Work required
Can you find the lines of the listing that include "with" and copy every one?

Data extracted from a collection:
"""
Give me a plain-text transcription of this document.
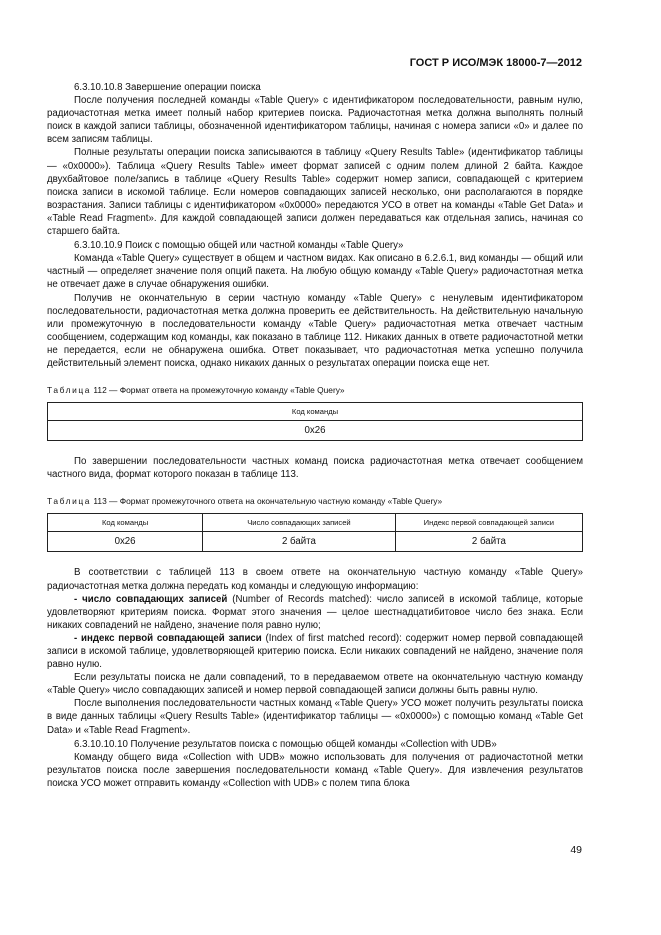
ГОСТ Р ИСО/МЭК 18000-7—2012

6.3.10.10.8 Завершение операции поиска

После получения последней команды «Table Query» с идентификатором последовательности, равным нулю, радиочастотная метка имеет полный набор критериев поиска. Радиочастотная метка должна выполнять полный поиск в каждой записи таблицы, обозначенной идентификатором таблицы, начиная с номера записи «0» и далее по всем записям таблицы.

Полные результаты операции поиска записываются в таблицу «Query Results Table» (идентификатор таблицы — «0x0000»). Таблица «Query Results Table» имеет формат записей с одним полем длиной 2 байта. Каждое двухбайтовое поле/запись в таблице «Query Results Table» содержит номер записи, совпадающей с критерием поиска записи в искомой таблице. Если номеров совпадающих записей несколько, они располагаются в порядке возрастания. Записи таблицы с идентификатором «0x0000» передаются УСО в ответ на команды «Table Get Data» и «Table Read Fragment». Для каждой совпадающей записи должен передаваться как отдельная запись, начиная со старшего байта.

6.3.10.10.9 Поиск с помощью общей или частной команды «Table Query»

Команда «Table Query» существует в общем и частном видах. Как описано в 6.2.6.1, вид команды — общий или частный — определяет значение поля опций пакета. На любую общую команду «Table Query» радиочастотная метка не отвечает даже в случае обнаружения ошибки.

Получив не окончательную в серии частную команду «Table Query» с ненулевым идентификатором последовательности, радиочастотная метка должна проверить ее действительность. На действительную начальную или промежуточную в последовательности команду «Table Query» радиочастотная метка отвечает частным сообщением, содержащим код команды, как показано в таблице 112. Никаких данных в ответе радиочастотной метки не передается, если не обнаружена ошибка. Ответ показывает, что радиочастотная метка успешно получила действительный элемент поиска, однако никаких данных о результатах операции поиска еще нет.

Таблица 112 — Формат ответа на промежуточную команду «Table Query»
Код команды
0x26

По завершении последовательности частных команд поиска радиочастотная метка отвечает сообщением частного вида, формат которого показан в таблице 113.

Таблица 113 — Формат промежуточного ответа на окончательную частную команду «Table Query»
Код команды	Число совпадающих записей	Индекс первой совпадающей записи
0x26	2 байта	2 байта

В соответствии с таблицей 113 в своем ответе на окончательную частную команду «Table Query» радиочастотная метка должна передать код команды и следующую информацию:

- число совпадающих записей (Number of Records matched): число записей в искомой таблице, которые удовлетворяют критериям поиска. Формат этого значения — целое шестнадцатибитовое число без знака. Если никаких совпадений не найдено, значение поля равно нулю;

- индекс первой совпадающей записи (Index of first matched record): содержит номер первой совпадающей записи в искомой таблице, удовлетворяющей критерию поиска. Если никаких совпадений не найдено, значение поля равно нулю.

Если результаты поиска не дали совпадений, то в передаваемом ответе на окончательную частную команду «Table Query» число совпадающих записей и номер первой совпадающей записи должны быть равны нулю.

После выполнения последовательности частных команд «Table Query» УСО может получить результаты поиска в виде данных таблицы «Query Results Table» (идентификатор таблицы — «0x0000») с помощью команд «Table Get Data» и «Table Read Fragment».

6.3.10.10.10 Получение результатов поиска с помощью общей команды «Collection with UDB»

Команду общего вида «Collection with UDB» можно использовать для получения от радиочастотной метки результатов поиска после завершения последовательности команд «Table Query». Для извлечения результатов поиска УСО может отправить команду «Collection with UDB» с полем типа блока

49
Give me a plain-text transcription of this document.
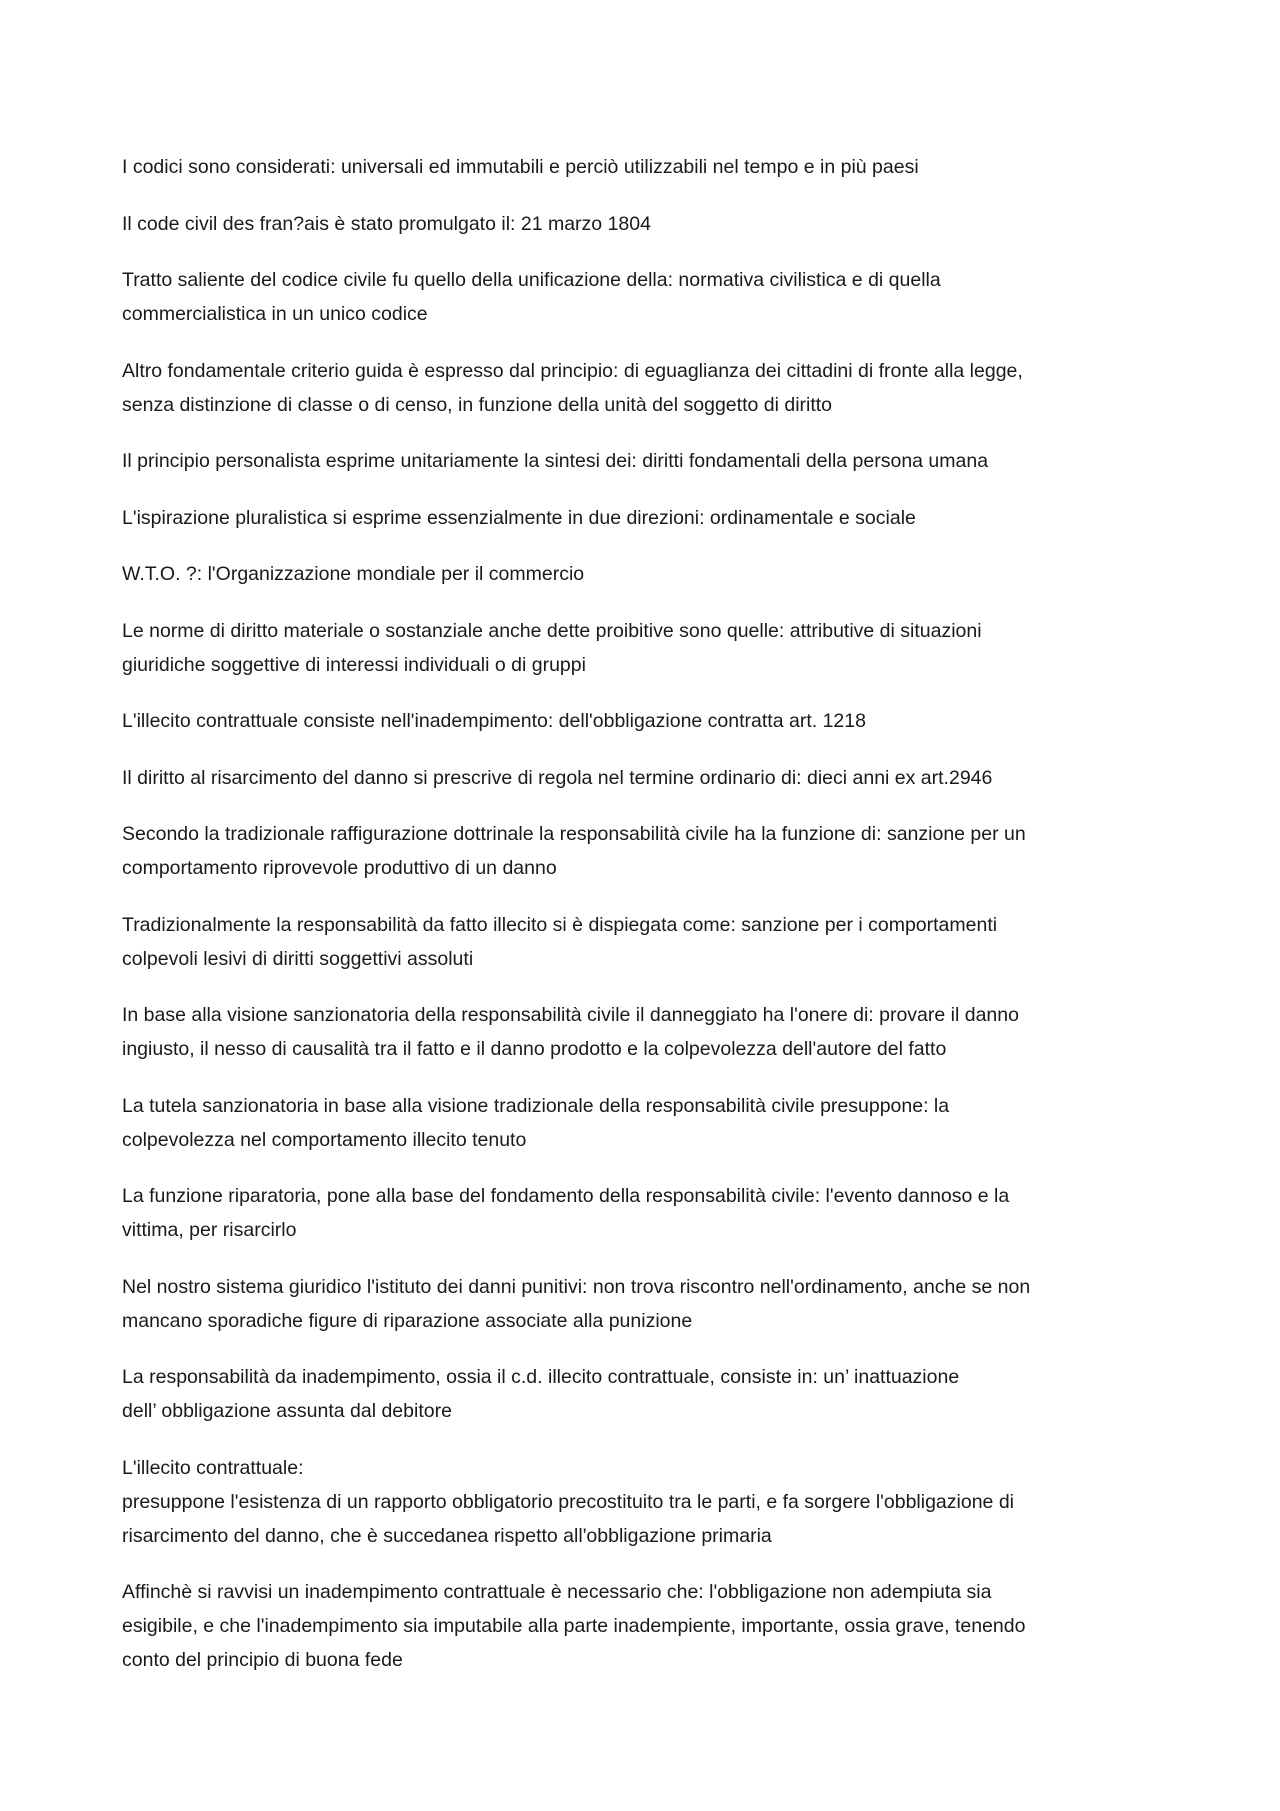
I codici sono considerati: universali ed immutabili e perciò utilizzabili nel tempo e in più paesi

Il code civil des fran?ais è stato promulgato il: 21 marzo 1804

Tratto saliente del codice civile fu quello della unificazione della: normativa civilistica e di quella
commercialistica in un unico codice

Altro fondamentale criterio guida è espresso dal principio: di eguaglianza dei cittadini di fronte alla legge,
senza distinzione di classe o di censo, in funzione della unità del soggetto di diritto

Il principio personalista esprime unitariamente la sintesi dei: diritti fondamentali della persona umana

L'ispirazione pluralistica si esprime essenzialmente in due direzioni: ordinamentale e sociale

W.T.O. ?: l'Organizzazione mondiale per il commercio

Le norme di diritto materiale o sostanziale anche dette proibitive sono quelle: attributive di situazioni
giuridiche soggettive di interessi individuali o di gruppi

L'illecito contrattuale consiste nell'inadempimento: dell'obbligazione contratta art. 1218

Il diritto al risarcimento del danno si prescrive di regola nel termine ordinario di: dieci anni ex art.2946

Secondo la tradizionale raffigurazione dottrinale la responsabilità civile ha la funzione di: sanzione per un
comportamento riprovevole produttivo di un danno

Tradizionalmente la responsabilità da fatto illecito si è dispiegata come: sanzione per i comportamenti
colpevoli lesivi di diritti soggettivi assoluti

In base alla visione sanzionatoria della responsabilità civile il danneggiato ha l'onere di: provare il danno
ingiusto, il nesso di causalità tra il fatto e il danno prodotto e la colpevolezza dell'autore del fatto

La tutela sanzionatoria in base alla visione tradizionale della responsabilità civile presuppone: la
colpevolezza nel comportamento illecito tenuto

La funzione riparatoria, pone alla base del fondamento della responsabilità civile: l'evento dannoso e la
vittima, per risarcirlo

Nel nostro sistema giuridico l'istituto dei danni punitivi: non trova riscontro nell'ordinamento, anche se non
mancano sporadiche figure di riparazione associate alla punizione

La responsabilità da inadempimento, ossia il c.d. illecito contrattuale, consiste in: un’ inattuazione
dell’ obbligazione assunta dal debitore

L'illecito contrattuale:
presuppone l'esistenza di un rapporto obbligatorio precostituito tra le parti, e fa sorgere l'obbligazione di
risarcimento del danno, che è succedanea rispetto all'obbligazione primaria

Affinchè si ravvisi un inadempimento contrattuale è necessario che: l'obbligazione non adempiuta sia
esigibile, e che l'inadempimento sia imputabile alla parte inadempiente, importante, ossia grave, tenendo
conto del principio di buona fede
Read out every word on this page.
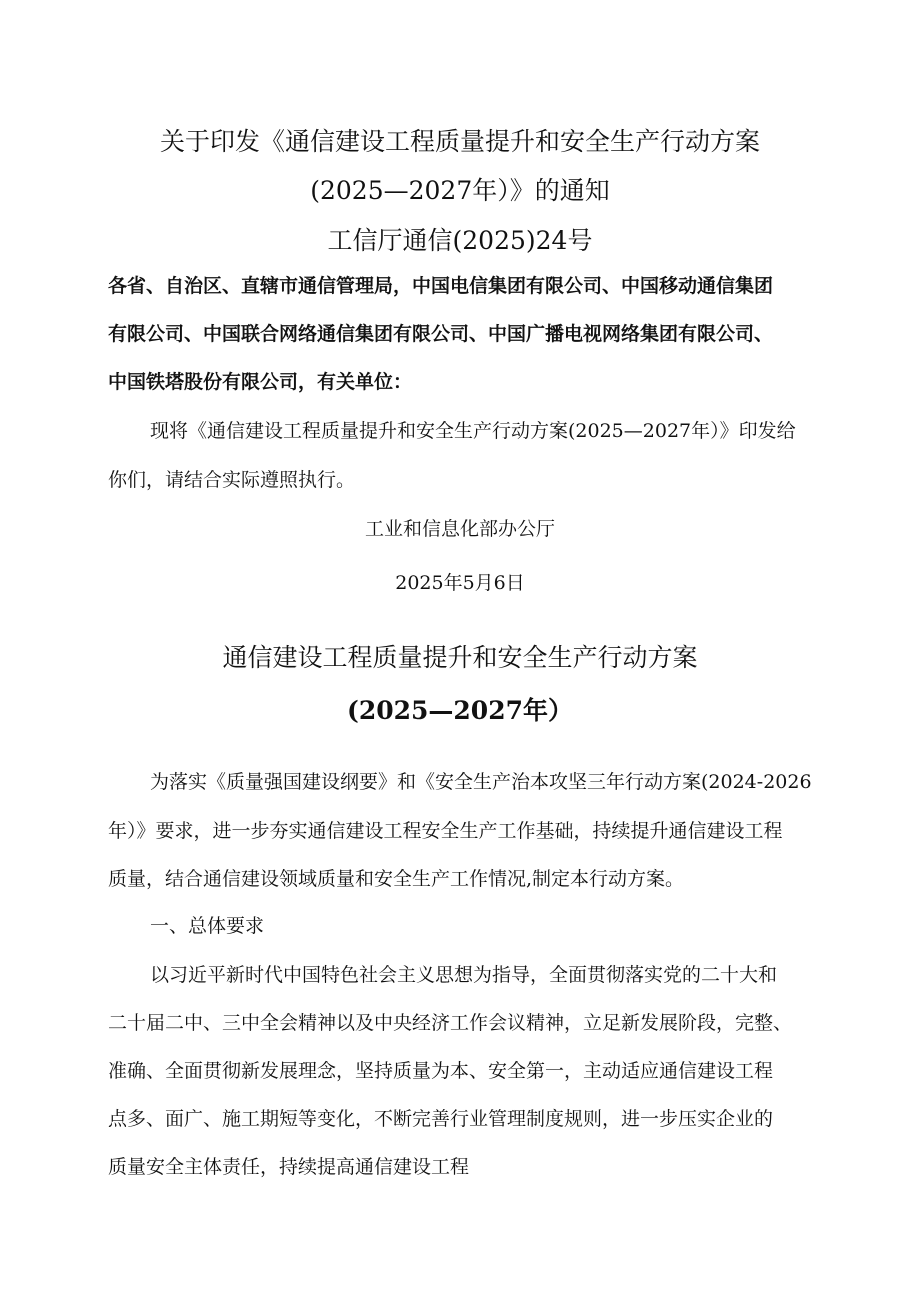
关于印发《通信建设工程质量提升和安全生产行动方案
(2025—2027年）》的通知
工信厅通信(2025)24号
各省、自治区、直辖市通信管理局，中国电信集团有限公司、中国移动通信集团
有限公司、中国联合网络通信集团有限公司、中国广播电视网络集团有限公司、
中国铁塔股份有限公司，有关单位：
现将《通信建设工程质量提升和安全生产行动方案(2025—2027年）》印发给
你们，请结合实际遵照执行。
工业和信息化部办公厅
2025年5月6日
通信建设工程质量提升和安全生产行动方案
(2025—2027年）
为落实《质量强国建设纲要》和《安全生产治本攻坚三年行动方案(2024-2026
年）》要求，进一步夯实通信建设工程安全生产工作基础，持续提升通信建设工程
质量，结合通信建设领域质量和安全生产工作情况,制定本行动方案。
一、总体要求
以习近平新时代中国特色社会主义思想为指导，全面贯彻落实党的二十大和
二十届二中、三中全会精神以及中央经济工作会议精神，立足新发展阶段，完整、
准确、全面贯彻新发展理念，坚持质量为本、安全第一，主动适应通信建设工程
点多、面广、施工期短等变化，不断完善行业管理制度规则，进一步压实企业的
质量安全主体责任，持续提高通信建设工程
"""
Output
6.3.10.10.10 Получение результатов поиска с помощью общей команды «Collection with UDB»
Команду общего вида «Collection with UDB» можно использовать для получения от радиочастотной метки результатов поиска после завершения последовательности команд «Table Query». Для извлечения результатов поиска УСО может отправить команду «Collection with UDB» с полем типа блока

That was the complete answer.